[Problem description]
Gather all lines in the records below that include the word "воспроизводиться".
=======
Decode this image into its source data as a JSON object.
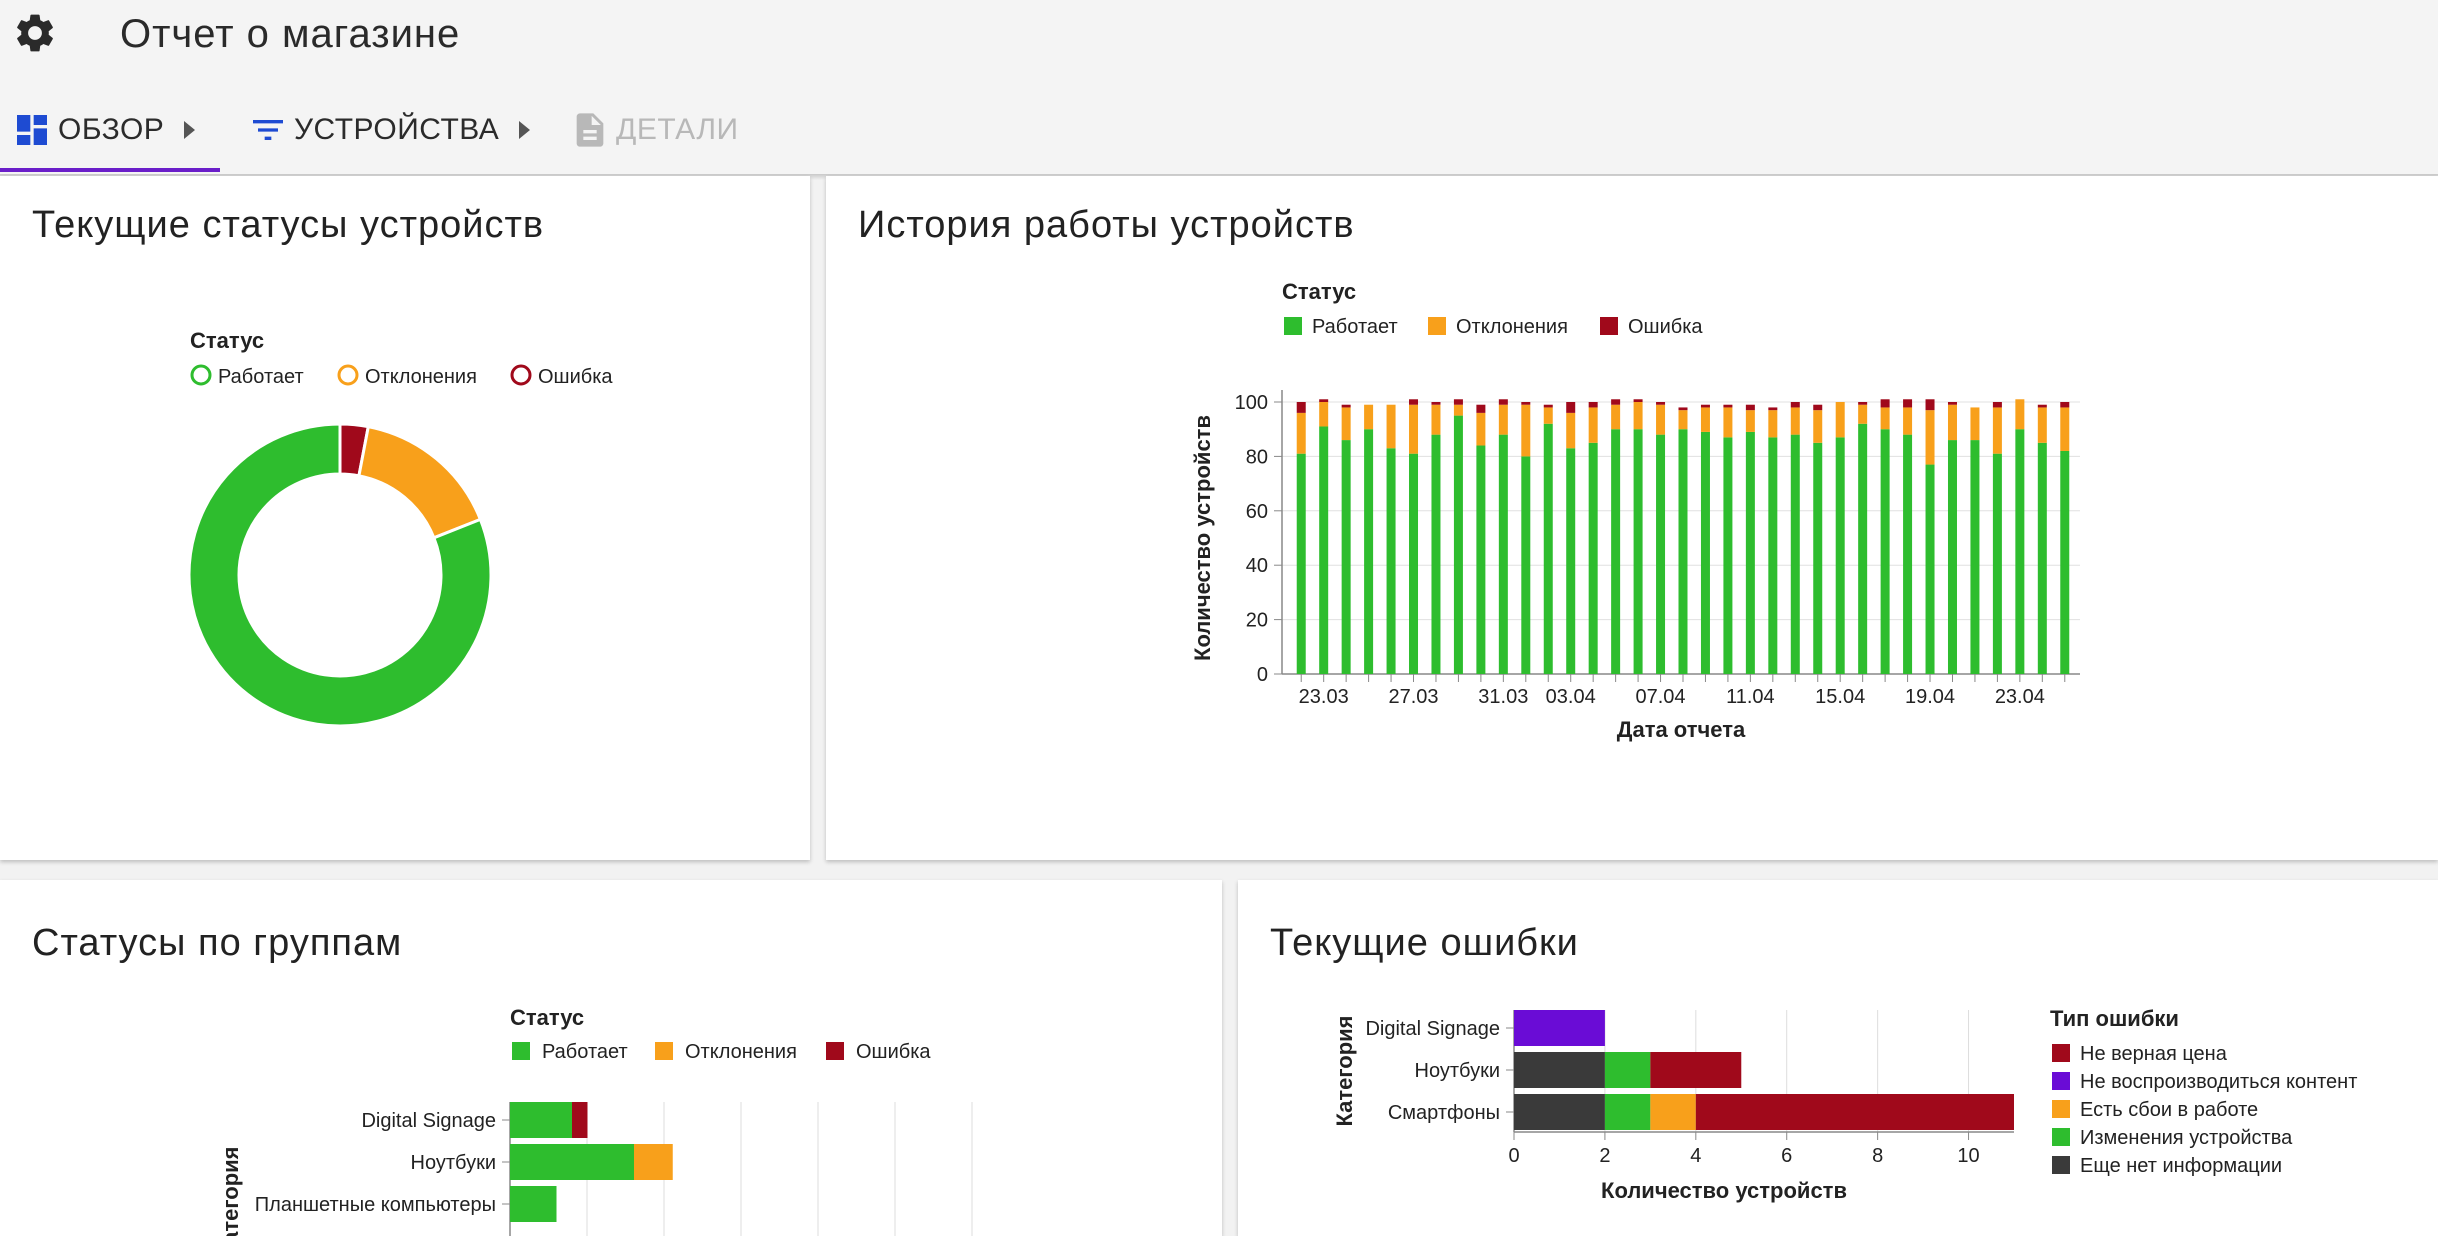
{
  "app": {
    "title": "Отчет о магазине"
  },
  "tabs": [
    {
      "label": "ОБЗОР",
      "icon": "dashboard-icon",
      "active": true
    },
    {
      "label": "УСТРОЙСТВА",
      "icon": "filter-icon",
      "active": false
    },
    {
      "label": "ДЕТАЛИ",
      "icon": "document-icon",
      "active": false,
      "disabled": true
    }
  ],
  "colors": {
    "working": "#2ebd2e",
    "deviation": "#f8a01b",
    "error": "#a0091b",
    "no_content": "#6a0cd6",
    "no_info": "#3a3a3a",
    "accent": "#6a1ec9",
    "tab_icon": "#1e4bd2"
  },
  "cards": {
    "current_status": {
      "title": "Текущие статусы устройств"
    },
    "history": {
      "title": "История работы устройств"
    },
    "groups": {
      "title": "Статусы по группам"
    },
    "errors": {
      "title": "Текущие ошибки"
    }
  },
  "chart_data": [
    {
      "type": "pie",
      "variant": "donut",
      "legend_title": "Статус",
      "legend_placement": "top",
      "labels": [
        "Работает",
        "Отклонения",
        "Ошибка"
      ],
      "values": [
        81,
        16,
        3
      ]
    },
    {
      "type": "bar",
      "stacked": true,
      "legend_title": "Статус",
      "legend_placement": "top",
      "xlabel": "Дата отчета",
      "ylabel": "Количество устройств",
      "ylim": [
        0,
        100
      ],
      "yticks": [
        0,
        20,
        40,
        60,
        80,
        100
      ],
      "xtick_labels": [
        "23.03",
        "27.03",
        "31.03",
        "03.04",
        "07.04",
        "11.04",
        "15.04",
        "19.04",
        "23.04"
      ],
      "series": [
        {
          "name": "Работает",
          "values": [
            81,
            91,
            86,
            90,
            83,
            81,
            88,
            95,
            84,
            88,
            80,
            92,
            83,
            85,
            90,
            90,
            88,
            90,
            89,
            87,
            89,
            87,
            88,
            85,
            87,
            92,
            90,
            88,
            77,
            86,
            86,
            81,
            90,
            85,
            82
          ]
        },
        {
          "name": "Отклонения",
          "values": [
            15,
            9,
            12,
            9,
            16,
            18,
            11,
            4,
            12,
            11,
            19,
            6,
            13,
            13,
            9,
            10,
            11,
            7,
            9,
            11,
            8,
            10,
            10,
            12,
            13,
            7,
            8,
            10,
            20,
            13,
            12,
            17,
            11,
            13,
            16
          ]
        },
        {
          "name": "Ошибка",
          "values": [
            4,
            1,
            1,
            0,
            0,
            2,
            1,
            2,
            3,
            2,
            1,
            1,
            4,
            2,
            2,
            1,
            1,
            1,
            1,
            1,
            2,
            1,
            2,
            2,
            0,
            1,
            3,
            3,
            4,
            1,
            0,
            2,
            0,
            1,
            2
          ]
        }
      ]
    },
    {
      "type": "bar",
      "orientation": "horizontal",
      "stacked": true,
      "legend_title": "Статус",
      "legend_placement": "top",
      "ylabel": "Категория",
      "categories": [
        "Digital Signage",
        "Ноутбуки",
        "Планшетные компьютеры"
      ],
      "series": [
        {
          "name": "Работает",
          "values": [
            4,
            8,
            3
          ]
        },
        {
          "name": "Отклонения",
          "values": [
            0,
            2.5,
            0
          ]
        },
        {
          "name": "Ошибка",
          "values": [
            1,
            0,
            0
          ]
        }
      ]
    },
    {
      "type": "bar",
      "orientation": "horizontal",
      "stacked": true,
      "legend_title": "Тип ошибки",
      "legend_placement": "right",
      "xlabel": "Количество устройств",
      "ylabel": "Категория",
      "xlim": [
        0,
        11
      ],
      "xticks": [
        0,
        2,
        4,
        6,
        8,
        10
      ],
      "categories": [
        "Digital Signage",
        "Ноутбуки",
        "Смартфоны"
      ],
      "series": [
        {
          "name": "Еще нет информации",
          "values": [
            0,
            2,
            2
          ]
        },
        {
          "name": "Не воспроизводиться контент",
          "values": [
            2,
            0,
            0
          ]
        },
        {
          "name": "Изменения устройства",
          "values": [
            0,
            1,
            1
          ]
        },
        {
          "name": "Есть сбои в работе",
          "values": [
            0,
            0,
            1
          ]
        },
        {
          "name": "Не верная цена",
          "values": [
            0,
            2,
            7
          ]
        }
      ],
      "legend_order": [
        "Не верная цена",
        "Не воспроизводиться контент",
        "Есть сбои в работе",
        "Изменения устройства",
        "Еще нет информации"
      ]
    }
  ]
}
=======
[Solution to this problem]
          "name": "Не воспроизводиться контент",
        "Не воспроизводиться контент",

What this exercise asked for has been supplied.